Would you quote every line of the records below verbatim, changing nothing?
..............................
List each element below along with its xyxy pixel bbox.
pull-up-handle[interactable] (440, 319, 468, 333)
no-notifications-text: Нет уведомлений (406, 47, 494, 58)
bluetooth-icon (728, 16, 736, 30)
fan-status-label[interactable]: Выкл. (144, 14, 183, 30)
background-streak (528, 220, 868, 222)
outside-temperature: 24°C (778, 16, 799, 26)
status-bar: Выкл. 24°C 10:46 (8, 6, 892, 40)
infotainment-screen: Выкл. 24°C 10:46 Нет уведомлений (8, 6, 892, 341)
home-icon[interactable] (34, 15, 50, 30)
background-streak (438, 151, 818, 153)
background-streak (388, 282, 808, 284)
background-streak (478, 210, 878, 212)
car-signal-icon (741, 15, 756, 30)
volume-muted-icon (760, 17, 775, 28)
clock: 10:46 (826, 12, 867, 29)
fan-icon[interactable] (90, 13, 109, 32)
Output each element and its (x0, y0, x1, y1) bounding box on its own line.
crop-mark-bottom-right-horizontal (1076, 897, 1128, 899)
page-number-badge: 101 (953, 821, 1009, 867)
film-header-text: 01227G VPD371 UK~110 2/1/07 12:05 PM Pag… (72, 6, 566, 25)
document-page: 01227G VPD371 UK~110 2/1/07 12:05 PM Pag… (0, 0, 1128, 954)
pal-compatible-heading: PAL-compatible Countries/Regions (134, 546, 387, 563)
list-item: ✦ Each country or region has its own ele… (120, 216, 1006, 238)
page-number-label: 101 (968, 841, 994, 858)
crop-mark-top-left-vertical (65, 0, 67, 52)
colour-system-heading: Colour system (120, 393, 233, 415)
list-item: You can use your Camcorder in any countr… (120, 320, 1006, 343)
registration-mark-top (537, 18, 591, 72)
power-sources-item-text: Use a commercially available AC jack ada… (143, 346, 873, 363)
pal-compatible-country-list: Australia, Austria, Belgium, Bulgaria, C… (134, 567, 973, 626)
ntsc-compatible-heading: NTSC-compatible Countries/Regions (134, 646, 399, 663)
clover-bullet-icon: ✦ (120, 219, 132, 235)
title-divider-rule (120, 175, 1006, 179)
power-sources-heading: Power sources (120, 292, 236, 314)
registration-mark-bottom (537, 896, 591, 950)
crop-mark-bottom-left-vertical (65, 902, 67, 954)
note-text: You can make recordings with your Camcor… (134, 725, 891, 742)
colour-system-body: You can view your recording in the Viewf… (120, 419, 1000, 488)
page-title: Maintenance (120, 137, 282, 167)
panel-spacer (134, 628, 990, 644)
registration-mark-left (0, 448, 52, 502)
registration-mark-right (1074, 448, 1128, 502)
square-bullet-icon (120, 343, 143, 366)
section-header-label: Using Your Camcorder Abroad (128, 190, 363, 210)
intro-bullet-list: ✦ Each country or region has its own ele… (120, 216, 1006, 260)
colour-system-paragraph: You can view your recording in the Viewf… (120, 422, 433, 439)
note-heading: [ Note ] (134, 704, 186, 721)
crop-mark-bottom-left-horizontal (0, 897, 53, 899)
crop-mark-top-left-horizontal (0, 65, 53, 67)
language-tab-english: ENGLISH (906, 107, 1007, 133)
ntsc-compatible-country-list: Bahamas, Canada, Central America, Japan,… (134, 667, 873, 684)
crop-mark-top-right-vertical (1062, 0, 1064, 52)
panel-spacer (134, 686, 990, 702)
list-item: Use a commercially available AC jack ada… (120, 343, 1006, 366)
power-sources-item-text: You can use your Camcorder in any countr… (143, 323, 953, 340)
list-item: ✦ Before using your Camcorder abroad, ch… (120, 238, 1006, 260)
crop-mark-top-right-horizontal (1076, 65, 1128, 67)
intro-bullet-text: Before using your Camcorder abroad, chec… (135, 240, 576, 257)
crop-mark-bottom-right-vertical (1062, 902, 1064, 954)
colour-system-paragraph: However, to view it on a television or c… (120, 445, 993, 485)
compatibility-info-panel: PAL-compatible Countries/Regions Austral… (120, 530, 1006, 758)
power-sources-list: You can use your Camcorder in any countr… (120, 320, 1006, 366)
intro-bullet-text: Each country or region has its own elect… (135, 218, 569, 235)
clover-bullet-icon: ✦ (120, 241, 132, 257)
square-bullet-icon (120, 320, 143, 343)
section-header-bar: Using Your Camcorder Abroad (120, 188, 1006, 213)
..............................
Problem solution
List each element below along with its xyxy pixel bbox.
pull-up-handle[interactable] (440, 319, 468, 333)
no-notifications-text: Нет уведомлений (406, 47, 494, 58)
bluetooth-icon (728, 16, 736, 30)
fan-status-label[interactable]: Выкл. (144, 14, 183, 30)
background-streak (528, 220, 868, 222)
outside-temperature: 24°C (778, 16, 799, 26)
status-bar: Выкл. 24°C 10:46 (8, 6, 892, 40)
infotainment-screen: Выкл. 24°C 10:46 Нет уведомлений (8, 6, 892, 341)
home-icon[interactable] (34, 15, 50, 30)
background-streak (438, 151, 818, 153)
background-streak (388, 282, 808, 284)
background-streak (478, 210, 878, 212)
car-signal-icon (741, 15, 756, 30)
volume-muted-icon (760, 17, 775, 28)
clock: 10:46 (826, 12, 867, 29)
fan-icon[interactable] (90, 13, 109, 32)
Output each element and its (x0, y0, x1, y1) bounding box on its own line.
crop-mark-bottom-right-horizontal (1076, 897, 1128, 899)
page-number-badge: 101 (953, 821, 1009, 867)
film-header-text: 01227G VPD371 UK~110 2/1/07 12:05 PM Pag… (72, 6, 566, 25)
document-page: 01227G VPD371 UK~110 2/1/07 12:05 PM Pag… (0, 0, 1128, 954)
pal-compatible-heading: PAL-compatible Countries/Regions (134, 546, 387, 563)
list-item: ✦ Each country or region has its own ele… (120, 216, 1006, 238)
page-number-label: 101 (968, 841, 994, 858)
crop-mark-top-left-vertical (65, 0, 67, 52)
colour-system-heading: Colour system (120, 393, 233, 415)
list-item: You can use your Camcorder in any countr… (120, 320, 1006, 343)
registration-mark-top (537, 18, 591, 72)
power-sources-item-text: Use a commercially available AC jack ada… (143, 346, 873, 363)
pal-compatible-country-list: Australia, Austria, Belgium, Bulgaria, C… (134, 567, 973, 626)
ntsc-compatible-heading: NTSC-compatible Countries/Regions (134, 646, 399, 663)
clover-bullet-icon: ✦ (120, 219, 132, 235)
title-divider-rule (120, 175, 1006, 179)
power-sources-heading: Power sources (120, 292, 236, 314)
registration-mark-bottom (537, 896, 591, 950)
crop-mark-bottom-left-vertical (65, 902, 67, 954)
note-text: You can make recordings with your Camcor… (134, 725, 891, 742)
colour-system-body: You can view your recording in the Viewf… (120, 419, 1000, 488)
page-title: Maintenance (120, 137, 282, 167)
panel-spacer (134, 628, 990, 644)
registration-mark-left (0, 448, 52, 502)
registration-mark-right (1074, 448, 1128, 502)
square-bullet-icon (120, 343, 143, 366)
section-header-label: Using Your Camcorder Abroad (128, 190, 363, 210)
intro-bullet-list: ✦ Each country or region has its own ele… (120, 216, 1006, 260)
colour-system-paragraph: You can view your recording in the Viewf… (120, 422, 433, 439)
note-heading: [ Note ] (134, 704, 186, 721)
crop-mark-bottom-left-horizontal (0, 897, 53, 899)
crop-mark-top-left-horizontal (0, 65, 53, 67)
language-tab-english: ENGLISH (906, 107, 1007, 133)
ntsc-compatible-country-list: Bahamas, Canada, Central America, Japan,… (134, 667, 873, 684)
crop-mark-top-right-vertical (1062, 0, 1064, 52)
panel-spacer (134, 686, 990, 702)
list-item: Use a commercially available AC jack ada… (120, 343, 1006, 366)
power-sources-item-text: You can use your Camcorder in any countr… (143, 323, 953, 340)
list-item: ✦ Before using your Camcorder abroad, ch… (120, 238, 1006, 260)
crop-mark-top-right-horizontal (1076, 65, 1128, 67)
intro-bullet-text: Before using your Camcorder abroad, chec… (135, 240, 576, 257)
crop-mark-bottom-right-vertical (1062, 902, 1064, 954)
colour-system-paragraph: However, to view it on a television or c… (120, 445, 993, 485)
compatibility-info-panel: PAL-compatible Countries/Regions Austral… (120, 530, 1006, 758)
power-sources-list: You can use your Camcorder in any countr… (120, 320, 1006, 366)
intro-bullet-text: Each country or region has its own elect… (135, 218, 569, 235)
clover-bullet-icon: ✦ (120, 241, 132, 257)
square-bullet-icon (120, 320, 143, 343)
section-header-bar: Using Your Camcorder Abroad (120, 188, 1006, 213)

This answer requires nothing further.